Extracted data entries:
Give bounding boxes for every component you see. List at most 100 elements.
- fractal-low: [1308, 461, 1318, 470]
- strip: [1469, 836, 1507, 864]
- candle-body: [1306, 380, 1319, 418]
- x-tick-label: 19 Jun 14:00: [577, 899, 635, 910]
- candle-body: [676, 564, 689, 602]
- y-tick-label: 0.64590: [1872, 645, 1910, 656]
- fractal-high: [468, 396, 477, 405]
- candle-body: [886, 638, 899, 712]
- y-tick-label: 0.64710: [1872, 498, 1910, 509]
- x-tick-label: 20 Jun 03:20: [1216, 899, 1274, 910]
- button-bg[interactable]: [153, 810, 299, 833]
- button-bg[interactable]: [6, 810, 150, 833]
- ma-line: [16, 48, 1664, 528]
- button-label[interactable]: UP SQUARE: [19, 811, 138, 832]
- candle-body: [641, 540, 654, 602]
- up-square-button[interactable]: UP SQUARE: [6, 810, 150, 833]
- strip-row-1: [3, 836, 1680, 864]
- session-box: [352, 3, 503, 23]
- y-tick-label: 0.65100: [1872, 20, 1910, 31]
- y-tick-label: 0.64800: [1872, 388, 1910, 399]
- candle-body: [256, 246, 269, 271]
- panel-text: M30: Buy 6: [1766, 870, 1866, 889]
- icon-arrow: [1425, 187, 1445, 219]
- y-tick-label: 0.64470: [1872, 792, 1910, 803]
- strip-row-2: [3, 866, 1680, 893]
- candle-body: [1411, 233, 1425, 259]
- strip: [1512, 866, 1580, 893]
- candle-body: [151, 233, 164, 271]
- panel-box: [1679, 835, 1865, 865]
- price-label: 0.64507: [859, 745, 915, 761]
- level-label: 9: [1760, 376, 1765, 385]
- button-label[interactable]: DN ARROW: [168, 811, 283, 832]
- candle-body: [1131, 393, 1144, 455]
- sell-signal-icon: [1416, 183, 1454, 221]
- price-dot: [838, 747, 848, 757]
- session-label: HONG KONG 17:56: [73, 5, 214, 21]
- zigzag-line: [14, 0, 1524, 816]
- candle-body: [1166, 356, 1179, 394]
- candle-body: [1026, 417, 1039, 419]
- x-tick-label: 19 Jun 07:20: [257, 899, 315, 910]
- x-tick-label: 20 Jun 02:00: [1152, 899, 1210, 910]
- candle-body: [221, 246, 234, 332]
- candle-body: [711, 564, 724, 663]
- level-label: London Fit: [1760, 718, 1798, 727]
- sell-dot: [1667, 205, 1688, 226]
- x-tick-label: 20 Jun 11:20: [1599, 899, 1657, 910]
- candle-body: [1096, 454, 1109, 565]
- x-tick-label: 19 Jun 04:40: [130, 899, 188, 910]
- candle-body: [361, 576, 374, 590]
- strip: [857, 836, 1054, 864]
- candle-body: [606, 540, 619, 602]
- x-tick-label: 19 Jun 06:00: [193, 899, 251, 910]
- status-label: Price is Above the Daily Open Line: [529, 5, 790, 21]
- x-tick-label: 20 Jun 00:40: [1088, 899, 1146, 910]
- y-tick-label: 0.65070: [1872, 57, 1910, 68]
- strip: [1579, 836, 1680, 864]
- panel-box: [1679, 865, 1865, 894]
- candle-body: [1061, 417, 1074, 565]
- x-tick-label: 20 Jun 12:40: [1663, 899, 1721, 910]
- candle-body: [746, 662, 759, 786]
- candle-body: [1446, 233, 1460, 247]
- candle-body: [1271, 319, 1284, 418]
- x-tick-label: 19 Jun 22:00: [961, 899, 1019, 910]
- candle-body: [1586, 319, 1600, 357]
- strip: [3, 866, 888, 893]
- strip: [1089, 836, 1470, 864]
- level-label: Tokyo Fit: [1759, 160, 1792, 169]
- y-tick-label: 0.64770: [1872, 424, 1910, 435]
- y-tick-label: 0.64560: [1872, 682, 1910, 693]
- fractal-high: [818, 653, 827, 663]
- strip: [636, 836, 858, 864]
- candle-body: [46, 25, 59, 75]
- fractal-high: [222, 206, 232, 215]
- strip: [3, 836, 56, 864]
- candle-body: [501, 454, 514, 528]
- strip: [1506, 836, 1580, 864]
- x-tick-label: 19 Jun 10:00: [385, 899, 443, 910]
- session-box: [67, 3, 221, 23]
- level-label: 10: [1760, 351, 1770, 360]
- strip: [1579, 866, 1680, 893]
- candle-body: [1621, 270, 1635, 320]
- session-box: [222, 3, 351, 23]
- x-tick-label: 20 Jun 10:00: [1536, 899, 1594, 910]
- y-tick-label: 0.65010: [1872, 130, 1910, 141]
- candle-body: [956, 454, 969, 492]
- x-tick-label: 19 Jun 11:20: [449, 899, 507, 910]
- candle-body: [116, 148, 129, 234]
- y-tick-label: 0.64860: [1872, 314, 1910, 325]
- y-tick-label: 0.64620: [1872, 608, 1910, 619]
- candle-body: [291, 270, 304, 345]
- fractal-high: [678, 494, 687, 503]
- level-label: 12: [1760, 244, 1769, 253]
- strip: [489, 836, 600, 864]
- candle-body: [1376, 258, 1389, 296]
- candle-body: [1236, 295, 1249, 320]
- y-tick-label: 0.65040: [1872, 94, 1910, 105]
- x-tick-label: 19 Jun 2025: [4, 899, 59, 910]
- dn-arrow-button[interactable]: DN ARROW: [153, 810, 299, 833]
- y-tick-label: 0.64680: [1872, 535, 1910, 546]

■ Set exercise
Return the material above line for line, with no changes.

■ Result for this task
Give bounding boxes for every component you see. List at most 100 elements.
- fractal-low: [1308, 461, 1318, 470]
- strip: [1469, 836, 1507, 864]
- candle-body: [1306, 380, 1319, 418]
- x-tick-label: 19 Jun 14:00: [577, 899, 635, 910]
- candle-body: [676, 564, 689, 602]
- y-tick-label: 0.64590: [1872, 645, 1910, 656]
- fractal-high: [468, 396, 477, 405]
- candle-body: [886, 638, 899, 712]
- y-tick-label: 0.64710: [1872, 498, 1910, 509]
- x-tick-label: 20 Jun 03:20: [1216, 899, 1274, 910]
- button-bg[interactable]: [153, 810, 299, 833]
- button-bg[interactable]: [6, 810, 150, 833]
- ma-line: [16, 48, 1664, 528]
- button-label[interactable]: UP SQUARE: [19, 811, 138, 832]
- candle-body: [641, 540, 654, 602]
- up-square-button[interactable]: UP SQUARE: [6, 810, 150, 833]
- strip-row-1: [3, 836, 1680, 864]
- session-box: [352, 3, 503, 23]
- y-tick-label: 0.65100: [1872, 20, 1910, 31]
- y-tick-label: 0.64800: [1872, 388, 1910, 399]
- candle-body: [256, 246, 269, 271]
- panel-text: M30: Buy 6: [1766, 870, 1866, 889]
- icon-arrow: [1425, 187, 1445, 219]
- y-tick-label: 0.64470: [1872, 792, 1910, 803]
- strip-row-2: [3, 866, 1680, 893]
- candle-body: [1411, 233, 1425, 259]
- strip: [1512, 866, 1580, 893]
- candle-body: [151, 233, 164, 271]
- panel-box: [1679, 835, 1865, 865]
- price-label: 0.64507: [859, 745, 915, 761]
- level-label: 9: [1760, 376, 1765, 385]
- button-label[interactable]: DN ARROW: [168, 811, 283, 832]
- candle-body: [1131, 393, 1144, 455]
- sell-signal-icon: [1416, 183, 1454, 221]
- price-dot: [838, 747, 848, 757]
- session-label: HONG KONG 17:56: [73, 5, 214, 21]
- zigzag-line: [14, 0, 1524, 816]
- candle-body: [1166, 356, 1179, 394]
- candle-body: [1026, 417, 1039, 419]
- x-tick-label: 19 Jun 07:20: [257, 899, 315, 910]
- x-tick-label: 20 Jun 02:00: [1152, 899, 1210, 910]
- candle-body: [221, 246, 234, 332]
- candle-body: [711, 564, 724, 663]
- level-label: London Fit: [1760, 718, 1798, 727]
- sell-dot: [1667, 205, 1688, 226]
- x-tick-label: 20 Jun 11:20: [1599, 899, 1657, 910]
- candle-body: [1096, 454, 1109, 565]
- x-tick-label: 19 Jun 04:40: [130, 899, 188, 910]
- candle-body: [361, 576, 374, 590]
- strip: [857, 836, 1054, 864]
- candle-body: [606, 540, 619, 602]
- x-tick-label: 19 Jun 06:00: [193, 899, 251, 910]
- status-label: Price is Above the Daily Open Line: [529, 5, 790, 21]
- x-tick-label: 20 Jun 00:40: [1088, 899, 1146, 910]
- y-tick-label: 0.65070: [1872, 57, 1910, 68]
- strip: [1579, 836, 1680, 864]
- panel-box: [1679, 865, 1865, 894]
- candle-body: [1061, 417, 1074, 565]
- x-tick-label: 20 Jun 12:40: [1663, 899, 1721, 910]
- candle-body: [746, 662, 759, 786]
- candle-body: [1446, 233, 1460, 247]
- candle-body: [1271, 319, 1284, 418]
- x-tick-label: 19 Jun 22:00: [961, 899, 1019, 910]
- candle-body: [1586, 319, 1600, 357]
- strip: [3, 866, 888, 893]
- strip: [1089, 836, 1470, 864]
- level-label: Tokyo Fit: [1759, 160, 1792, 169]
- y-tick-label: 0.64770: [1872, 424, 1910, 435]
- y-tick-label: 0.64560: [1872, 682, 1910, 693]
- fractal-high: [818, 653, 827, 663]
- strip: [636, 836, 858, 864]
- candle-body: [46, 25, 59, 75]
- fractal-high: [222, 206, 232, 215]
- strip: [3, 836, 56, 864]
- candle-body: [501, 454, 514, 528]
- strip: [1506, 836, 1580, 864]
- x-tick-label: 19 Jun 10:00: [385, 899, 443, 910]
- session-box: [67, 3, 221, 23]
- level-label: 10: [1760, 351, 1770, 360]
- strip: [1579, 866, 1680, 893]
- candle-body: [1621, 270, 1635, 320]
- session-box: [222, 3, 351, 23]
- x-tick-label: 20 Jun 10:00: [1536, 899, 1594, 910]
- y-tick-label: 0.65010: [1872, 130, 1910, 141]
- candle-body: [956, 454, 969, 492]
- x-tick-label: 19 Jun 11:20: [449, 899, 507, 910]
- candle-body: [116, 148, 129, 234]
- y-tick-label: 0.64860: [1872, 314, 1910, 325]
- y-tick-label: 0.64620: [1872, 608, 1910, 619]
- candle-body: [291, 270, 304, 345]
- fractal-high: [678, 494, 687, 503]
- level-label: 12: [1760, 244, 1769, 253]
- strip: [489, 836, 600, 864]
- candle-body: [1376, 258, 1389, 296]
- candle-body: [1236, 295, 1249, 320]
- y-tick-label: 0.65040: [1872, 94, 1910, 105]
- x-tick-label: 19 Jun 2025: [4, 899, 59, 910]
- dn-arrow-button[interactable]: DN ARROW: [153, 810, 299, 833]
- y-tick-label: 0.64680: [1872, 535, 1910, 546]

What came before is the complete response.